**AIM:**
Go through the records below line by line, counting those that contain the word "Lage"; answer with the count only.

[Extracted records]
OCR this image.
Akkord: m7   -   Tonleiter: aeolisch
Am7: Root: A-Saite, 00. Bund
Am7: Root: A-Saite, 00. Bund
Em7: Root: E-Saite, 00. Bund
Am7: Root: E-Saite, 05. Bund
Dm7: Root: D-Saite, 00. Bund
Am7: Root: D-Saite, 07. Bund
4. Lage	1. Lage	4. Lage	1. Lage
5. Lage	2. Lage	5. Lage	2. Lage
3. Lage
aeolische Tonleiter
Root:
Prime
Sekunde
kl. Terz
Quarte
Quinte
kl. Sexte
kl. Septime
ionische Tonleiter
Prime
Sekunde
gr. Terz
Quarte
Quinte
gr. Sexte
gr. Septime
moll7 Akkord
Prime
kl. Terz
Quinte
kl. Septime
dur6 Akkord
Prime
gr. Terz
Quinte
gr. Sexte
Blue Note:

**TASK RESPONSE:**
3